(Layout annotation data)
☆ ☆ ☆
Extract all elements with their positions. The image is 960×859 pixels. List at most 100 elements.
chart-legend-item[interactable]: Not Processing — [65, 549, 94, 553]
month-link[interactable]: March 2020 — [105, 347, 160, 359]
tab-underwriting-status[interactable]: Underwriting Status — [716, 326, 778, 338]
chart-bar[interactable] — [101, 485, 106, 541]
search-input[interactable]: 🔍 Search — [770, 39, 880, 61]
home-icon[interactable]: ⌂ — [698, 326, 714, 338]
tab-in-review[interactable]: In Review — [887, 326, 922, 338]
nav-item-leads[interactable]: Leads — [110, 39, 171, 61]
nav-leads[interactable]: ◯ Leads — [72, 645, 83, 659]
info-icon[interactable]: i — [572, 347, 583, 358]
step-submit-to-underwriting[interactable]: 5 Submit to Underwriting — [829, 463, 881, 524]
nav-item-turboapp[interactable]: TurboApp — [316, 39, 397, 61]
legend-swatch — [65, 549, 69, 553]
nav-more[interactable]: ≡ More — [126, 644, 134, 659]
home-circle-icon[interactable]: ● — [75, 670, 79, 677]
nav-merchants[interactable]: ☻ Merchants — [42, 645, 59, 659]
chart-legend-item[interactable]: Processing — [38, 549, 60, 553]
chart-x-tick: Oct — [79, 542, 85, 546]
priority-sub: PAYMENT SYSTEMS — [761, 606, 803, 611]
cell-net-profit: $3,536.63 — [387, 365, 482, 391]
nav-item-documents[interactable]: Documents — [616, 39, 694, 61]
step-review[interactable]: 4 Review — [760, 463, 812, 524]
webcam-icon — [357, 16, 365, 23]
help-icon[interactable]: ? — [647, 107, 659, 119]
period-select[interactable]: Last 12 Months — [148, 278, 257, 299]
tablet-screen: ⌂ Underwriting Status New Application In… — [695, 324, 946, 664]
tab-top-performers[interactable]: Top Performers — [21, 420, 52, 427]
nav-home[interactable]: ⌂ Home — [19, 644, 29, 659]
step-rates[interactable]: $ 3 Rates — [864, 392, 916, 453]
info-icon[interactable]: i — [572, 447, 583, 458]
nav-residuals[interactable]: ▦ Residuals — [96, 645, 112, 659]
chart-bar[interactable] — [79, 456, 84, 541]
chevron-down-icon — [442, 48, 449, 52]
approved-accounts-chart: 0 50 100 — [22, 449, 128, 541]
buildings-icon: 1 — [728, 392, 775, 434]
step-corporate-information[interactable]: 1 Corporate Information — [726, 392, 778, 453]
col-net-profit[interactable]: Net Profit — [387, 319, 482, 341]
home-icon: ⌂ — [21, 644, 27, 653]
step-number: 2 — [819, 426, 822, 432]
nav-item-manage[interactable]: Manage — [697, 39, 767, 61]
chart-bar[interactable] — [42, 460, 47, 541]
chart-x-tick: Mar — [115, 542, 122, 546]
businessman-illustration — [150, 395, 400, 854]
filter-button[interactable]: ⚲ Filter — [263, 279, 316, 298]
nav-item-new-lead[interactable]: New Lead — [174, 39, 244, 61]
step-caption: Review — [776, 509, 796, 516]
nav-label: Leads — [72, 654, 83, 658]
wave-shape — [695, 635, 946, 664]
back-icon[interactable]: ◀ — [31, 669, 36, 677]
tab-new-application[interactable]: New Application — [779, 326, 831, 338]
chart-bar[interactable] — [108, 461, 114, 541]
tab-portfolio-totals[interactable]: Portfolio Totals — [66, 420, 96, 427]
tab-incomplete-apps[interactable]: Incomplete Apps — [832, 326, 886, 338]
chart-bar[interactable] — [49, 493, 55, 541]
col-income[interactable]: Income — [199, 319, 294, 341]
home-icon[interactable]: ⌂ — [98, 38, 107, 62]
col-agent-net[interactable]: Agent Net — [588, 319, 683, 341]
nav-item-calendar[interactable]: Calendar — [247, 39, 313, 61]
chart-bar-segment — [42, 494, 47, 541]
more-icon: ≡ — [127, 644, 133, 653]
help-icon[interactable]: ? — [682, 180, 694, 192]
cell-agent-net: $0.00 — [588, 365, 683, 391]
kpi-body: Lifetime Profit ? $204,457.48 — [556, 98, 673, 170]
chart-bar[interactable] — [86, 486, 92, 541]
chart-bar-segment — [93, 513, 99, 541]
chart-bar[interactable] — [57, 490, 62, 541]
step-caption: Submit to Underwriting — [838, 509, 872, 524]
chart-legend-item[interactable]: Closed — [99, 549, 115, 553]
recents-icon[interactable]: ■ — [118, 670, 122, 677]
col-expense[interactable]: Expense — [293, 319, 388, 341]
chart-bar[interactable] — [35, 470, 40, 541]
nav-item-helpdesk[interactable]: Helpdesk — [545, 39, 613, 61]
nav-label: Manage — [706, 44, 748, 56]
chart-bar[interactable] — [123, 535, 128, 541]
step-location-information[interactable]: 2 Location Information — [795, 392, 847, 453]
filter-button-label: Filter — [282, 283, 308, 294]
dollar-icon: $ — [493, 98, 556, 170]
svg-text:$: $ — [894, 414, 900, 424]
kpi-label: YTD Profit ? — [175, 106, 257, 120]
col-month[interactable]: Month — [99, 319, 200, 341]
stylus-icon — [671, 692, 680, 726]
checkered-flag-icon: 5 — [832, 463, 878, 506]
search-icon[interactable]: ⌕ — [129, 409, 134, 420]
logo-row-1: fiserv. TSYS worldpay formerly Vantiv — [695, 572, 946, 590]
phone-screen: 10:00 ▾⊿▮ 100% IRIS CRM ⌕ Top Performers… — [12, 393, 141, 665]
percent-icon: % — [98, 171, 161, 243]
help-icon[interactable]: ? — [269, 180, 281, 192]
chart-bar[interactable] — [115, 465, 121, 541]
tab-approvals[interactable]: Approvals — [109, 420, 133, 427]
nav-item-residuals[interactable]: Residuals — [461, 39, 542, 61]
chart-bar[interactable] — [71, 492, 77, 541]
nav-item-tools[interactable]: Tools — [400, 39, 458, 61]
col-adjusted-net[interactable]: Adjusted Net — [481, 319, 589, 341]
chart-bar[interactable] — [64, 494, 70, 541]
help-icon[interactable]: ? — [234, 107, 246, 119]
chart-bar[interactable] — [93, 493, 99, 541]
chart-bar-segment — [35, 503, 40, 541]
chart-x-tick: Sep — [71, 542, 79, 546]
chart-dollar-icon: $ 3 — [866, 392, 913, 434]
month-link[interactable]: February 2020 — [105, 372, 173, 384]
☆ ☆ ☆
Stated task — Could you reproduce the listing with every "help-icon" swapped for "question-icon", leaving everything else as it is?

Finished answer —
Extract all elements with their positions. The image is 960×859 pixels. List at most 100 elements.
chart-legend-item[interactable]: Not Processing — [65, 549, 94, 553]
month-link[interactable]: March 2020 — [105, 347, 160, 359]
tab-underwriting-status[interactable]: Underwriting Status — [716, 326, 778, 338]
chart-bar[interactable] — [101, 485, 106, 541]
search-input[interactable]: 🔍 Search — [770, 39, 880, 61]
home-icon[interactable]: ⌂ — [698, 326, 714, 338]
tab-in-review[interactable]: In Review — [887, 326, 922, 338]
nav-item-leads[interactable]: Leads — [110, 39, 171, 61]
nav-leads[interactable]: ◯ Leads — [72, 645, 83, 659]
info-icon[interactable]: i — [572, 347, 583, 358]
step-submit-to-underwriting[interactable]: 5 Submit to Underwriting — [829, 463, 881, 524]
nav-item-turboapp[interactable]: TurboApp — [316, 39, 397, 61]
legend-swatch — [65, 549, 69, 553]
nav-more[interactable]: ≡ More — [126, 644, 134, 659]
home-circle-icon[interactable]: ● — [75, 670, 79, 677]
nav-merchants[interactable]: ☻ Merchants — [42, 645, 59, 659]
chart-legend-item[interactable]: Processing — [38, 549, 60, 553]
chart-x-tick: Oct — [79, 542, 85, 546]
priority-sub: PAYMENT SYSTEMS — [761, 606, 803, 611]
cell-net-profit: $3,536.63 — [387, 365, 482, 391]
nav-item-documents[interactable]: Documents — [616, 39, 694, 61]
step-review[interactable]: 4 Review — [760, 463, 812, 524]
webcam-icon — [357, 16, 365, 23]
question-icon[interactable]: ? — [647, 107, 659, 119]
period-select[interactable]: Last 12 Months — [148, 278, 257, 299]
tablet-screen: ⌂ Underwriting Status New Application In… — [695, 324, 946, 664]
tab-top-performers[interactable]: Top Performers — [21, 420, 52, 427]
nav-home[interactable]: ⌂ Home — [19, 644, 29, 659]
step-rates[interactable]: $ 3 Rates — [864, 392, 916, 453]
info-icon[interactable]: i — [572, 447, 583, 458]
nav-residuals[interactable]: ▦ Residuals — [96, 645, 112, 659]
chart-bar[interactable] — [79, 456, 84, 541]
chevron-down-icon — [442, 48, 449, 52]
approved-accounts-chart: 0 50 100 — [22, 449, 128, 541]
buildings-icon: 1 — [728, 392, 775, 434]
step-corporate-information[interactable]: 1 Corporate Information — [726, 392, 778, 453]
col-net-profit[interactable]: Net Profit — [387, 319, 482, 341]
home-icon: ⌂ — [21, 644, 27, 653]
step-number: 2 — [819, 426, 822, 432]
nav-item-manage[interactable]: Manage — [697, 39, 767, 61]
chart-bar[interactable] — [42, 460, 47, 541]
chart-x-tick: Mar — [115, 542, 122, 546]
businessman-illustration — [150, 395, 400, 854]
filter-button[interactable]: ⚲ Filter — [263, 279, 316, 298]
nav-item-new-lead[interactable]: New Lead — [174, 39, 244, 61]
step-caption: Review — [776, 509, 796, 516]
nav-label: Leads — [72, 654, 83, 658]
wave-shape — [695, 635, 946, 664]
back-icon[interactable]: ◀ — [31, 669, 36, 677]
tab-new-application[interactable]: New Application — [779, 326, 831, 338]
chart-bar[interactable] — [108, 461, 114, 541]
tab-portfolio-totals[interactable]: Portfolio Totals — [66, 420, 96, 427]
tab-incomplete-apps[interactable]: Incomplete Apps — [832, 326, 886, 338]
chart-bar[interactable] — [49, 493, 55, 541]
col-income[interactable]: Income — [199, 319, 294, 341]
home-icon[interactable]: ⌂ — [98, 38, 107, 62]
col-agent-net[interactable]: Agent Net — [588, 319, 683, 341]
nav-item-calendar[interactable]: Calendar — [247, 39, 313, 61]
chart-bar-segment — [42, 494, 47, 541]
more-icon: ≡ — [127, 644, 133, 653]
question-icon[interactable]: ? — [682, 180, 694, 192]
cell-agent-net: $0.00 — [588, 365, 683, 391]
kpi-body: Lifetime Profit ? $204,457.48 — [556, 98, 673, 170]
chart-bar[interactable] — [86, 486, 92, 541]
chart-bar-segment — [93, 513, 99, 541]
chart-bar[interactable] — [57, 490, 62, 541]
step-caption: Submit to Underwriting — [838, 509, 872, 524]
chart-legend-item[interactable]: Closed — [99, 549, 115, 553]
recents-icon[interactable]: ■ — [118, 670, 122, 677]
col-expense[interactable]: Expense — [293, 319, 388, 341]
chart-bar[interactable] — [35, 470, 40, 541]
nav-item-helpdesk[interactable]: Helpdesk — [545, 39, 613, 61]
nav-label: Manage — [706, 44, 748, 56]
chart-bar[interactable] — [123, 535, 128, 541]
step-location-information[interactable]: 2 Location Information — [795, 392, 847, 453]
filter-button-label: Filter — [282, 283, 308, 294]
dollar-icon: $ — [493, 98, 556, 170]
svg-text:$: $ — [894, 414, 900, 424]
kpi-label: YTD Profit ? — [175, 106, 257, 120]
col-month[interactable]: Month — [99, 319, 200, 341]
stylus-icon — [671, 692, 680, 726]
checkered-flag-icon: 5 — [832, 463, 878, 506]
search-icon[interactable]: ⌕ — [129, 409, 134, 420]
logo-row-1: fiserv. TSYS worldpay formerly Vantiv — [695, 572, 946, 590]
phone-screen: 10:00 ▾⊿▮ 100% IRIS CRM ⌕ Top Performers… — [12, 393, 141, 665]
percent-icon: % — [98, 171, 161, 243]
question-icon[interactable]: ? — [269, 180, 281, 192]
chart-bar[interactable] — [115, 465, 121, 541]
tab-approvals[interactable]: Approvals — [109, 420, 133, 427]
nav-item-residuals[interactable]: Residuals — [461, 39, 542, 61]
chart-bar[interactable] — [71, 492, 77, 541]
nav-item-tools[interactable]: Tools — [400, 39, 458, 61]
col-adjusted-net[interactable]: Adjusted Net — [481, 319, 589, 341]
chart-bar[interactable] — [64, 494, 70, 541]
question-icon[interactable]: ? — [234, 107, 246, 119]
chart-bar[interactable] — [93, 493, 99, 541]
chart-bar-segment — [35, 503, 40, 541]
chart-x-tick: Sep — [71, 542, 79, 546]
chart-dollar-icon: $ 3 — [866, 392, 913, 434]
month-link[interactable]: February 2020 — [105, 372, 173, 384]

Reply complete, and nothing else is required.